The problem
Every line of the records must be repeated exactly; pictures stay out.

[Dataset excerpts]
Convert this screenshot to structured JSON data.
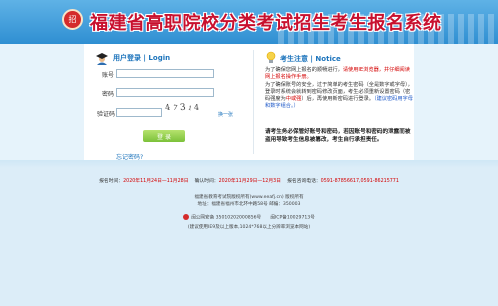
{
  "header": {
    "logo_text": "招",
    "title": "福建省高职院校分类考试招生考生报名系统"
  },
  "login": {
    "title": "用户登录 | Login",
    "account_label": "账号",
    "password_label": "密码",
    "captcha_label": "验证码",
    "captcha_chars": [
      "4",
      "7",
      "3",
      "1",
      "4"
    ],
    "refresh_label": "换一张",
    "login_button": "登 录",
    "forgot_link": "忘记密码?"
  },
  "notice": {
    "title": "考生注意 | Notice",
    "p1_pre": "为了确保您网上报名的顺畅进行，",
    "p1_red": "请使用IE浏览器，并仔细阅读网上报名操作手册。",
    "p2_pre": "为了确保账号的安全，过于简单的考生密码（全是数字或字母），登录时系统会就转到密码修改页面，考生必须重新设置密码（密码强度为",
    "p2_strong": "中或强",
    "p2_post": "）后，再使用新密码进行登录。",
    "p2_blue": "（建议密码用字母和数字组合。）",
    "bold": "请考生务必保管好账号和密码，若因账号和密码的泄露而被盗用导致考生信息被篡改，考生自行承担责任。"
  },
  "footer": {
    "date1_label": "报名时间：",
    "date1_value": "2020年11月24日—11月28日",
    "date2_label": "确认时间：",
    "date2_value": "2020年11月29日—12月3日",
    "phone_label": "报名咨询电话：",
    "phone_value": "0591-87856617,0591-86215771",
    "line1": "福建省教育考试院版权所有(www.eeafj.cn) 版权所有",
    "line2": "地址：福建省福州市北环中路58号 邮编：350003",
    "line3": "闽公网安备 35010202000856号　　闽ICP备10029713号",
    "line4": "(建议使用IE9及以上版本,1024*768以上分辨率浏览本网站)"
  },
  "colors": {
    "brand_blue": "#2f8fd2",
    "title_red": "#c8102e",
    "button_green": "#7cc13a"
  },
  "icons": {
    "login": "user-graduate-icon",
    "notice": "lightbulb-icon",
    "police": "police-badge-icon"
  }
}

Reply
Convert this screenshot to structured JSON data.
{
  "header": {
    "logo_text": "招",
    "title": "福建省高职院校分类考试招生考生报名系统"
  },
  "login": {
    "title": "用户登录 | Login",
    "account_label": "账号",
    "password_label": "密码",
    "captcha_label": "验证码",
    "captcha_chars": [
      "4",
      "7",
      "3",
      "1",
      "4"
    ],
    "refresh_label": "换一张",
    "login_button": "登 录",
    "forgot_link": "忘记密码?"
  },
  "notice": {
    "title": "考生注意 | Notice",
    "p1_pre": "为了确保您网上报名的顺畅进行，",
    "p1_red": "请使用IE浏览器，并仔细阅读网上报名操作手册。",
    "p2_pre": "为了确保账号的安全，过于简单的考生密码（全是数字或字母），登录时系统会就转到密码修改页面，考生必须重新设置密码（密码强度为",
    "p2_strong": "中或强",
    "p2_post": "）后，再使用新密码进行登录。",
    "p2_blue": "（建议密码用字母和数字组合。）",
    "bold": "请考生务必保管好账号和密码，若因账号和密码的泄露而被盗用导致考生信息被篡改，考生自行承担责任。"
  },
  "footer": {
    "date1_label": "报名时间：",
    "date1_value": "2020年11月24日—11月28日",
    "date2_label": "确认时间：",
    "date2_value": "2020年11月29日—12月3日",
    "phone_label": "报名咨询电话：",
    "phone_value": "0591-87856617,0591-86215771",
    "line1": "福建省教育考试院版权所有(www.eeafj.cn) 版权所有",
    "line2": "地址：福建省福州市北环中路58号 邮编：350003",
    "line3": "闽公网安备 35010202000856号　　闽ICP备10029713号",
    "line4": "(建议使用IE9及以上版本,1024*768以上分辨率浏览本网站)"
  },
  "colors": {
    "brand_blue": "#2f8fd2",
    "title_red": "#c8102e",
    "button_green": "#7cc13a"
  },
  "icons": {
    "login": "user-graduate-icon",
    "notice": "lightbulb-icon",
    "police": "police-badge-icon"
  }
}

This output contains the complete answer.